[Collected data entries]
↓↓↓

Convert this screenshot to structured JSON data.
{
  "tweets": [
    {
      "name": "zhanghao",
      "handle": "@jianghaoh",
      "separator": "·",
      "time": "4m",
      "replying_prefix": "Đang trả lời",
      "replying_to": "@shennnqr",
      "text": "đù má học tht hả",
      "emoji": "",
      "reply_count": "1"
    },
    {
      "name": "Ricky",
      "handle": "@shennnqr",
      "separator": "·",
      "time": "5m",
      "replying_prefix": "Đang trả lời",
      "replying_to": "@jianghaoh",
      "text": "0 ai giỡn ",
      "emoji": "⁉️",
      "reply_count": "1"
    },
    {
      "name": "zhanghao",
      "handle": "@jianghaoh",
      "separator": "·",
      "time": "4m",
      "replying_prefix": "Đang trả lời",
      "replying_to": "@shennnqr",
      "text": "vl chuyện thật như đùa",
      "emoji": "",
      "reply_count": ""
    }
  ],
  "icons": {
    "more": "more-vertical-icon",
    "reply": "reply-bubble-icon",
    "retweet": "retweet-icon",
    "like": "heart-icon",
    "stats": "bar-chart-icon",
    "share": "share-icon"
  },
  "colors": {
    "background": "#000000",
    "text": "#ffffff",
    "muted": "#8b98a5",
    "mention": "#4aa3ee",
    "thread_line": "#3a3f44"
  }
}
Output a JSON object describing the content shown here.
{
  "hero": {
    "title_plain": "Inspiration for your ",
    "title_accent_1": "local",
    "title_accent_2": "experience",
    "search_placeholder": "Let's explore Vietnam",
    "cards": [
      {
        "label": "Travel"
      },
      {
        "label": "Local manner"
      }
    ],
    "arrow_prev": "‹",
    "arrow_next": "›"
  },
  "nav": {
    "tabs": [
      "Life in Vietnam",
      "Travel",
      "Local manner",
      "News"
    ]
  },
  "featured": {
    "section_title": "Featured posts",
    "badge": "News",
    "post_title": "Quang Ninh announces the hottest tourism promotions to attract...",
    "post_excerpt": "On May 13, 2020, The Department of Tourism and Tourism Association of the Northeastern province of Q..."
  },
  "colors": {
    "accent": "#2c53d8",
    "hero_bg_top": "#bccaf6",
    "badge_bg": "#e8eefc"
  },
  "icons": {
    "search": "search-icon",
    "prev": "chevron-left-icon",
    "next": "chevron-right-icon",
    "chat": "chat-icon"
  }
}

↑↑↑

### YOUR INSTRUCTIONS
Write out the full listing exactly as given.

### CORRECT OUTPUT
Convert this screenshot to structured JSON data.
{
  "tweets": [
    {
      "name": "zhanghao",
      "handle": "@jianghaoh",
      "separator": "·",
      "time": "4m",
      "replying_prefix": "Đang trả lời",
      "replying_to": "@shennnqr",
      "text": "đù má học tht hả",
      "emoji": "",
      "reply_count": "1"
    },
    {
      "name": "Ricky",
      "handle": "@shennnqr",
      "separator": "·",
      "time": "5m",
      "replying_prefix": "Đang trả lời",
      "replying_to": "@jianghaoh",
      "text": "0 ai giỡn ",
      "emoji": "⁉️",
      "reply_count": "1"
    },
    {
      "name": "zhanghao",
      "handle": "@jianghaoh",
      "separator": "·",
      "time": "4m",
      "replying_prefix": "Đang trả lời",
      "replying_to": "@shennnqr",
      "text": "vl chuyện thật như đùa",
      "emoji": "",
      "reply_count": ""
    }
  ],
  "icons": {
    "more": "more-vertical-icon",
    "reply": "reply-bubble-icon",
    "retweet": "retweet-icon",
    "like": "heart-icon",
    "stats": "bar-chart-icon",
    "share": "share-icon"
  },
  "colors": {
    "background": "#000000",
    "text": "#ffffff",
    "muted": "#8b98a5",
    "mention": "#4aa3ee",
    "thread_line": "#3a3f44"
  }
}
Output a JSON object describing the content shown here.
{
  "hero": {
    "title_plain": "Inspiration for your ",
    "title_accent_1": "local",
    "title_accent_2": "experience",
    "search_placeholder": "Let's explore Vietnam",
    "cards": [
      {
        "label": "Travel"
      },
      {
        "label": "Local manner"
      }
    ],
    "arrow_prev": "‹",
    "arrow_next": "›"
  },
  "nav": {
    "tabs": [
      "Life in Vietnam",
      "Travel",
      "Local manner",
      "News"
    ]
  },
  "featured": {
    "section_title": "Featured posts",
    "badge": "News",
    "post_title": "Quang Ninh announces the hottest tourism promotions to attract...",
    "post_excerpt": "On May 13, 2020, The Department of Tourism and Tourism Association of the Northeastern province of Q..."
  },
  "colors": {
    "accent": "#2c53d8",
    "hero_bg_top": "#bccaf6",
    "badge_bg": "#e8eefc"
  },
  "icons": {
    "search": "search-icon",
    "prev": "chevron-left-icon",
    "next": "chevron-right-icon",
    "chat": "chat-icon"
  }
}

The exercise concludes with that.